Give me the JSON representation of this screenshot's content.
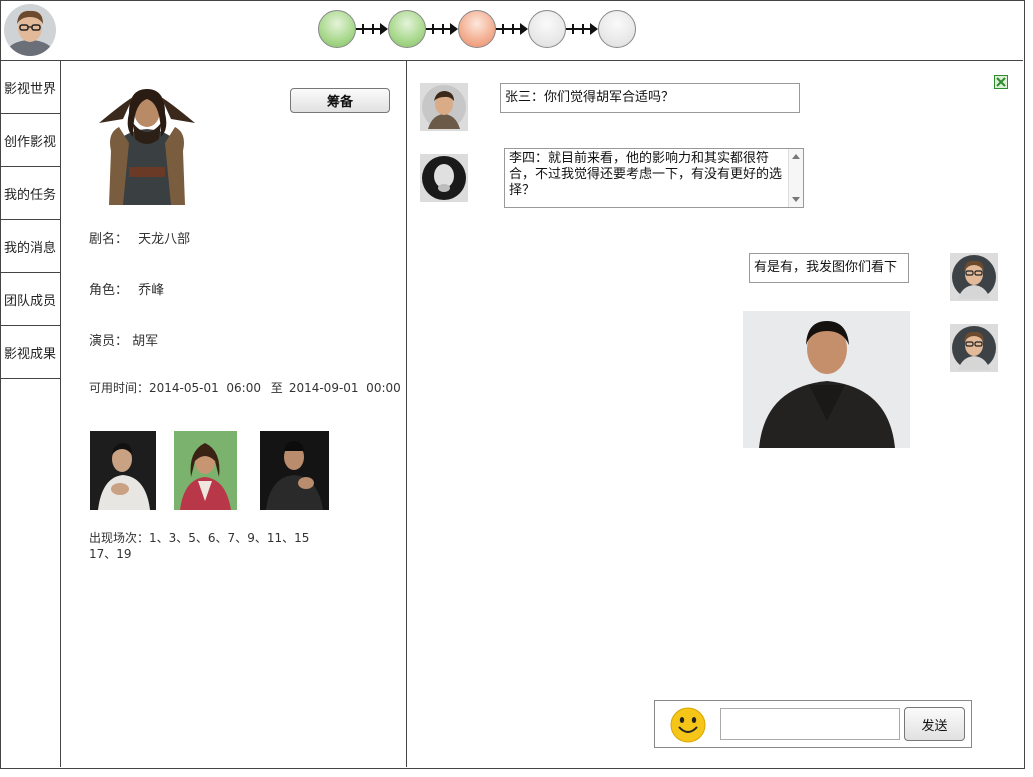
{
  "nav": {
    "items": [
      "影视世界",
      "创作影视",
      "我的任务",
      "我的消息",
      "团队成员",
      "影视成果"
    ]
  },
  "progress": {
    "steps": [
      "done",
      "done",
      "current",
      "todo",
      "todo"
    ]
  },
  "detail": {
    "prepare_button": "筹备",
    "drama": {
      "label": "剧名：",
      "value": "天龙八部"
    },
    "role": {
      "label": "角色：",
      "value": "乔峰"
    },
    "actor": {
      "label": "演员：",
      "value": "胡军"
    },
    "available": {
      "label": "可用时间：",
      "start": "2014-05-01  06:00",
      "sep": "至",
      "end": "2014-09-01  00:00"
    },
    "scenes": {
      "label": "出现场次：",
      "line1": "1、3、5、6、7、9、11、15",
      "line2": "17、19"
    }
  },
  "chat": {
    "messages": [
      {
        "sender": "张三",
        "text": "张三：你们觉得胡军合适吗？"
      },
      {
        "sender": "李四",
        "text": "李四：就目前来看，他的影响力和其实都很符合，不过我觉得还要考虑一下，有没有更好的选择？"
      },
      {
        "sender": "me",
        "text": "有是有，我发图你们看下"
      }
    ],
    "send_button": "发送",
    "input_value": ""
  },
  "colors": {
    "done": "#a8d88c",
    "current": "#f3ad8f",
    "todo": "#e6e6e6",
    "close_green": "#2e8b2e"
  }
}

........

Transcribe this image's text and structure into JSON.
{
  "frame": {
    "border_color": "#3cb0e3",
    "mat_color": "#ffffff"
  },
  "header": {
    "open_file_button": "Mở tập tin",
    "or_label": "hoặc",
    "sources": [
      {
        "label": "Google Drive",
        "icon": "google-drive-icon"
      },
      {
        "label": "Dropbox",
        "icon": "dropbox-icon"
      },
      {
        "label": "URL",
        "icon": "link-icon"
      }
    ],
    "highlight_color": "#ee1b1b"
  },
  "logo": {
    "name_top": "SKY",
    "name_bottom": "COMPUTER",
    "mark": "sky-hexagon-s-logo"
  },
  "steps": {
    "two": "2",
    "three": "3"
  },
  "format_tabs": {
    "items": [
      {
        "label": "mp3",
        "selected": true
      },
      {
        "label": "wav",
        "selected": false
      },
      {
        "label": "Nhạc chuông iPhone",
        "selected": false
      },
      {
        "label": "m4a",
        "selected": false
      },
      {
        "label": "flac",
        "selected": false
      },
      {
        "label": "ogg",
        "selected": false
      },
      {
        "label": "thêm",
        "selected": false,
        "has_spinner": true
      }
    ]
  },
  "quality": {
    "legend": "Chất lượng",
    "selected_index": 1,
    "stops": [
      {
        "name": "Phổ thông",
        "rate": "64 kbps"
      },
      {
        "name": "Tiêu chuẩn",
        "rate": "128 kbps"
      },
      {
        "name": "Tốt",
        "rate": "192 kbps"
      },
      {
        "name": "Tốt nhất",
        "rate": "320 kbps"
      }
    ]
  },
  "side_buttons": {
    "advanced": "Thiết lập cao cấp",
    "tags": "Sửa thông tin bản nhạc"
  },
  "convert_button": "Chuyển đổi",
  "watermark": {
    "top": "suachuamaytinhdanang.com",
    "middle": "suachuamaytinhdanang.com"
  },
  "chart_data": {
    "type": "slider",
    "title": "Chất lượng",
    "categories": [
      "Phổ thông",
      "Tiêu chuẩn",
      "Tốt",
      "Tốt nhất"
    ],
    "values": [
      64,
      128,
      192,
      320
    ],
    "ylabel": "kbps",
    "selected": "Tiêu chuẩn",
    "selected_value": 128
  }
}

........

▶ **WRITTEN TASK**:
Extract, from the listing above, every line where the string "rate" occurs.

▶ **EXERCISE ANSWER**:
        "rate": "64 kbps"
        "rate": "128 kbps"
        "rate": "192 kbps"
        "rate": "320 kbps"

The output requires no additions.